◆ Instructions to follow
Pull every "JSON" line out of the data below.

★ ★ ★ ★ ★

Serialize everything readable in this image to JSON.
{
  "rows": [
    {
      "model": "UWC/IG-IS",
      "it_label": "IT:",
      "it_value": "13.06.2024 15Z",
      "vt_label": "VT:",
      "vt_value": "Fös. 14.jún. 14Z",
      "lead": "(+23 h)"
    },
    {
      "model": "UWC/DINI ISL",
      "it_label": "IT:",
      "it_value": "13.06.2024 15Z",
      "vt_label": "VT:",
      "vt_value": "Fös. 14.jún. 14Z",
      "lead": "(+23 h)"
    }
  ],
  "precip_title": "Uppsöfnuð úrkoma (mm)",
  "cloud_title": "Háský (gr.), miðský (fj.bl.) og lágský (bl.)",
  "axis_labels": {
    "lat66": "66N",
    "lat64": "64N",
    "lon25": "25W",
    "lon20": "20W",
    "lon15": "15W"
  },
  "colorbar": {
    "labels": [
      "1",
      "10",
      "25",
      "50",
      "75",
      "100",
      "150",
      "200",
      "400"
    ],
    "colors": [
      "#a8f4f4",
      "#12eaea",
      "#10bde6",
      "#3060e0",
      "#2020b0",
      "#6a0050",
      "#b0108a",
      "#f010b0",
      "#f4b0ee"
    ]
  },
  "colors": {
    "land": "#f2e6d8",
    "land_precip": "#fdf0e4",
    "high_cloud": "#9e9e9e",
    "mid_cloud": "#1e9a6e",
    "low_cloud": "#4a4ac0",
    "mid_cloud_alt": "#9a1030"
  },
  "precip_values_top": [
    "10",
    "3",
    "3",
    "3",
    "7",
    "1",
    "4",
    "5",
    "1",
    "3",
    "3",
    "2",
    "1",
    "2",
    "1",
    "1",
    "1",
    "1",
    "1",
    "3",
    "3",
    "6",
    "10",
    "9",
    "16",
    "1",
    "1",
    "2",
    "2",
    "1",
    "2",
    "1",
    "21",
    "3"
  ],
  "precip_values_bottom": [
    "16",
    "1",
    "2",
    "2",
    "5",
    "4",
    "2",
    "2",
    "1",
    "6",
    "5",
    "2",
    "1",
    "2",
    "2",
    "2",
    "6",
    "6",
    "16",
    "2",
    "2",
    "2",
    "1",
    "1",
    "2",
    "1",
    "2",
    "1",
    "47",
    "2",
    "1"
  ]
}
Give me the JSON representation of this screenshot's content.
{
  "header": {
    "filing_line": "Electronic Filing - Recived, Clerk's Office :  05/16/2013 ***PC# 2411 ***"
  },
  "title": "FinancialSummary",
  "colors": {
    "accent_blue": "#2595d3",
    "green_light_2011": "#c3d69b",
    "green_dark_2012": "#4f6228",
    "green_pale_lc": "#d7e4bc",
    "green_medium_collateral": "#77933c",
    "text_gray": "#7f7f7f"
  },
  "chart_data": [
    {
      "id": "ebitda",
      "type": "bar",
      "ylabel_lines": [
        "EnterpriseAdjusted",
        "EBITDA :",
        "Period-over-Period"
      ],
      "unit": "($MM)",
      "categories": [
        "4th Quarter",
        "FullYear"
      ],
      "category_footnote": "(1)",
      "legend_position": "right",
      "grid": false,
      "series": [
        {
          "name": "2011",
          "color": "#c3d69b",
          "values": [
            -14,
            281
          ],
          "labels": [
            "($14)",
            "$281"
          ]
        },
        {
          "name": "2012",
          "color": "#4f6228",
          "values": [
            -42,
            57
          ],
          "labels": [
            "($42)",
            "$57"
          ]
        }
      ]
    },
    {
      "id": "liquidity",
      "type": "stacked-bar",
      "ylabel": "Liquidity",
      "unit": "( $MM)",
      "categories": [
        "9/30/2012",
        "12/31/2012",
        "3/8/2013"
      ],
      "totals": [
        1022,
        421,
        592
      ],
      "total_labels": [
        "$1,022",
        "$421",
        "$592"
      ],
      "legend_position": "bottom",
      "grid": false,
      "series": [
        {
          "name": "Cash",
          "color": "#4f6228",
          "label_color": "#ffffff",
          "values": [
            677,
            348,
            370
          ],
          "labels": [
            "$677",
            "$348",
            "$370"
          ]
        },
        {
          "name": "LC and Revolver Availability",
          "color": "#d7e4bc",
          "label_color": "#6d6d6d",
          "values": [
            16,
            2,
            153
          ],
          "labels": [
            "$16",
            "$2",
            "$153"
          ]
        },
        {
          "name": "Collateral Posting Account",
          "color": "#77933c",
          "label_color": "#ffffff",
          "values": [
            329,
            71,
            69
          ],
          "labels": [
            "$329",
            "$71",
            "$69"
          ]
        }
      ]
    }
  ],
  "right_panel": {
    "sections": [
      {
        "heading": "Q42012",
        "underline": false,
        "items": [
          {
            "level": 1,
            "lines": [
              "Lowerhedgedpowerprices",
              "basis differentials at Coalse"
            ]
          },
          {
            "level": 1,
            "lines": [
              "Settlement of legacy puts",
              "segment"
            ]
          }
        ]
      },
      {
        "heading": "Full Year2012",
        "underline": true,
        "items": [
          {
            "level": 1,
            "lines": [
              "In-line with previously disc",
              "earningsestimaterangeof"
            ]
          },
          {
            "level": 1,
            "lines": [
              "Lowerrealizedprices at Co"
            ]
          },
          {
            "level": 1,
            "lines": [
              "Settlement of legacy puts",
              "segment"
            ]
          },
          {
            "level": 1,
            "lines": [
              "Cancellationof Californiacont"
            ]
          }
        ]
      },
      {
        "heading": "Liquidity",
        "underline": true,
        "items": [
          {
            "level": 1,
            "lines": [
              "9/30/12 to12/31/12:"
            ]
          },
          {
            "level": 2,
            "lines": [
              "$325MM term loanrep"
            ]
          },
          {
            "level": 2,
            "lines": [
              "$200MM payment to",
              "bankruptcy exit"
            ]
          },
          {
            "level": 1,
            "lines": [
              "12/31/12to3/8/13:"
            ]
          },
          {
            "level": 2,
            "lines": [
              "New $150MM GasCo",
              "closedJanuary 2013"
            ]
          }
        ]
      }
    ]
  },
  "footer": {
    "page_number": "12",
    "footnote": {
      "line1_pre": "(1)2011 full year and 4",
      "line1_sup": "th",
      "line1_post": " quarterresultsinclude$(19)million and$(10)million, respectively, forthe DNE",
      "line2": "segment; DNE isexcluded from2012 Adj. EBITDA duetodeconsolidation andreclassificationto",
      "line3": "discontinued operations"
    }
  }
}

★ ★ ★ ★ ★

◆ Completed exercise
Serialize everything readable in this image to JSON.
Give me the JSON representation of this screenshot's content.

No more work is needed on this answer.